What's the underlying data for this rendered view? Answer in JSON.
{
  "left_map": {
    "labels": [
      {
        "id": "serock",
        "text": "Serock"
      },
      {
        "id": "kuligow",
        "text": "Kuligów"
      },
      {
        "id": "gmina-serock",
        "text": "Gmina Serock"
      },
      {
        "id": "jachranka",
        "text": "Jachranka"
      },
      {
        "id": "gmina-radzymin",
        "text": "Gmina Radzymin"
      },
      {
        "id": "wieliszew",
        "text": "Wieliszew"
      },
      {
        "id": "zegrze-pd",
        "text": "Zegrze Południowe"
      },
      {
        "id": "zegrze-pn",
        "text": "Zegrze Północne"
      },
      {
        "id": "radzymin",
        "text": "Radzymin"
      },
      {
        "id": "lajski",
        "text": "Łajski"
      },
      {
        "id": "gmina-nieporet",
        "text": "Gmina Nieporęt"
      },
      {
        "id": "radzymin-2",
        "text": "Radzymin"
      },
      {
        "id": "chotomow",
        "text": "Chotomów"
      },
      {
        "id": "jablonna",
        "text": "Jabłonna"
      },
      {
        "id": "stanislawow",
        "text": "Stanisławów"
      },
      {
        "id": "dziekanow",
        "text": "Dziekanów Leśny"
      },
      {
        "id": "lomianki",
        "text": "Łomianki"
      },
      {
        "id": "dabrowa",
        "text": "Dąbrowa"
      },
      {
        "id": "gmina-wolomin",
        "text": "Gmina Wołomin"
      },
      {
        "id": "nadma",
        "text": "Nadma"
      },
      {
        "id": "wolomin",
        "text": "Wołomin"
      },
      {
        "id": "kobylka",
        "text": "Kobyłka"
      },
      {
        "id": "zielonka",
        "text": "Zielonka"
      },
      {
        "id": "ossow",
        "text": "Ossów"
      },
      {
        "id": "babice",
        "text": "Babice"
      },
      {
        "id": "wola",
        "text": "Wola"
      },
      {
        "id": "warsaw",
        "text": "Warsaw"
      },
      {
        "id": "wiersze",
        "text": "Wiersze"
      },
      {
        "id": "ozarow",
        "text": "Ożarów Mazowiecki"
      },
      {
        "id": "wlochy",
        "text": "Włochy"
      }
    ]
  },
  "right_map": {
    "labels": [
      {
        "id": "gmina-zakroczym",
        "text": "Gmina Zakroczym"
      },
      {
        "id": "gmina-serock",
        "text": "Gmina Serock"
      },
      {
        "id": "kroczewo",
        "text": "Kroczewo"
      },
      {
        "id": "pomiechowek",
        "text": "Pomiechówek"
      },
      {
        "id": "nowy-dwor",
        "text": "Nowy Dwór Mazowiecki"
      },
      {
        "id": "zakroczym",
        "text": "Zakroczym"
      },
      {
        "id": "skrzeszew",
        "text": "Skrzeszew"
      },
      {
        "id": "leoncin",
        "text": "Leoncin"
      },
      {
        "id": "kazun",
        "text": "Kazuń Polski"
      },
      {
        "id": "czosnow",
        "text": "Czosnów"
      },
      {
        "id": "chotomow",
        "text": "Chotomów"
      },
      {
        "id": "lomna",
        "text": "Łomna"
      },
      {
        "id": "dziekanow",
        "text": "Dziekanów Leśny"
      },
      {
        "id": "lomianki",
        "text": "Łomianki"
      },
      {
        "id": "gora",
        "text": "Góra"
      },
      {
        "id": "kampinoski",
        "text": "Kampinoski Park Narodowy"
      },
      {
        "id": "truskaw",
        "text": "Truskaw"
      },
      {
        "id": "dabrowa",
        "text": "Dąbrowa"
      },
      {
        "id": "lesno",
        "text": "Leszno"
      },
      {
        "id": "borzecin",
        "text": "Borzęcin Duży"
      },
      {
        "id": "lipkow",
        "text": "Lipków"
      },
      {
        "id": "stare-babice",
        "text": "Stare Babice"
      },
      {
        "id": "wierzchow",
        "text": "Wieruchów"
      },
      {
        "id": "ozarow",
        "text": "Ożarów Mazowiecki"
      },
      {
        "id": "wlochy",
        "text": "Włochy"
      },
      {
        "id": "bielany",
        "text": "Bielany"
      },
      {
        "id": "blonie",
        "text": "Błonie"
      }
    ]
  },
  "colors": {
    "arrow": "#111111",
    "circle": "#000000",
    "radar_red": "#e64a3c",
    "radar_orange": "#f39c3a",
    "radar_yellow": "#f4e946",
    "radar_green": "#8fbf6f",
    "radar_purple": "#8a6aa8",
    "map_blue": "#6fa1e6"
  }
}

## What you should do
Output an exact copy of each record.

## The output
What's the underlying data for this rendered view? Answer in JSON.
{
  "left_map": {
    "labels": [
      {
        "id": "serock",
        "text": "Serock"
      },
      {
        "id": "kuligow",
        "text": "Kuligów"
      },
      {
        "id": "gmina-serock",
        "text": "Gmina Serock"
      },
      {
        "id": "jachranka",
        "text": "Jachranka"
      },
      {
        "id": "gmina-radzymin",
        "text": "Gmina Radzymin"
      },
      {
        "id": "wieliszew",
        "text": "Wieliszew"
      },
      {
        "id": "zegrze-pd",
        "text": "Zegrze Południowe"
      },
      {
        "id": "zegrze-pn",
        "text": "Zegrze Północne"
      },
      {
        "id": "radzymin",
        "text": "Radzymin"
      },
      {
        "id": "lajski",
        "text": "Łajski"
      },
      {
        "id": "gmina-nieporet",
        "text": "Gmina Nieporęt"
      },
      {
        "id": "radzymin-2",
        "text": "Radzymin"
      },
      {
        "id": "chotomow",
        "text": "Chotomów"
      },
      {
        "id": "jablonna",
        "text": "Jabłonna"
      },
      {
        "id": "stanislawow",
        "text": "Stanisławów"
      },
      {
        "id": "dziekanow",
        "text": "Dziekanów Leśny"
      },
      {
        "id": "lomianki",
        "text": "Łomianki"
      },
      {
        "id": "dabrowa",
        "text": "Dąbrowa"
      },
      {
        "id": "gmina-wolomin",
        "text": "Gmina Wołomin"
      },
      {
        "id": "nadma",
        "text": "Nadma"
      },
      {
        "id": "wolomin",
        "text": "Wołomin"
      },
      {
        "id": "kobylka",
        "text": "Kobyłka"
      },
      {
        "id": "zielonka",
        "text": "Zielonka"
      },
      {
        "id": "ossow",
        "text": "Ossów"
      },
      {
        "id": "babice",
        "text": "Babice"
      },
      {
        "id": "wola",
        "text": "Wola"
      },
      {
        "id": "warsaw",
        "text": "Warsaw"
      },
      {
        "id": "wiersze",
        "text": "Wiersze"
      },
      {
        "id": "ozarow",
        "text": "Ożarów Mazowiecki"
      },
      {
        "id": "wlochy",
        "text": "Włochy"
      }
    ]
  },
  "right_map": {
    "labels": [
      {
        "id": "gmina-zakroczym",
        "text": "Gmina Zakroczym"
      },
      {
        "id": "gmina-serock",
        "text": "Gmina Serock"
      },
      {
        "id": "kroczewo",
        "text": "Kroczewo"
      },
      {
        "id": "pomiechowek",
        "text": "Pomiechówek"
      },
      {
        "id": "nowy-dwor",
        "text": "Nowy Dwór Mazowiecki"
      },
      {
        "id": "zakroczym",
        "text": "Zakroczym"
      },
      {
        "id": "skrzeszew",
        "text": "Skrzeszew"
      },
      {
        "id": "leoncin",
        "text": "Leoncin"
      },
      {
        "id": "kazun",
        "text": "Kazuń Polski"
      },
      {
        "id": "czosnow",
        "text": "Czosnów"
      },
      {
        "id": "chotomow",
        "text": "Chotomów"
      },
      {
        "id": "lomna",
        "text": "Łomna"
      },
      {
        "id": "dziekanow",
        "text": "Dziekanów Leśny"
      },
      {
        "id": "lomianki",
        "text": "Łomianki"
      },
      {
        "id": "gora",
        "text": "Góra"
      },
      {
        "id": "kampinoski",
        "text": "Kampinoski Park Narodowy"
      },
      {
        "id": "truskaw",
        "text": "Truskaw"
      },
      {
        "id": "dabrowa",
        "text": "Dąbrowa"
      },
      {
        "id": "lesno",
        "text": "Leszno"
      },
      {
        "id": "borzecin",
        "text": "Borzęcin Duży"
      },
      {
        "id": "lipkow",
        "text": "Lipków"
      },
      {
        "id": "stare-babice",
        "text": "Stare Babice"
      },
      {
        "id": "wierzchow",
        "text": "Wieruchów"
      },
      {
        "id": "ozarow",
        "text": "Ożarów Mazowiecki"
      },
      {
        "id": "wlochy",
        "text": "Włochy"
      },
      {
        "id": "bielany",
        "text": "Bielany"
      },
      {
        "id": "blonie",
        "text": "Błonie"
      }
    ]
  },
  "colors": {
    "arrow": "#111111",
    "circle": "#000000",
    "radar_red": "#e64a3c",
    "radar_orange": "#f39c3a",
    "radar_yellow": "#f4e946",
    "radar_green": "#8fbf6f",
    "radar_purple": "#8a6aa8",
    "map_blue": "#6fa1e6"
  }
}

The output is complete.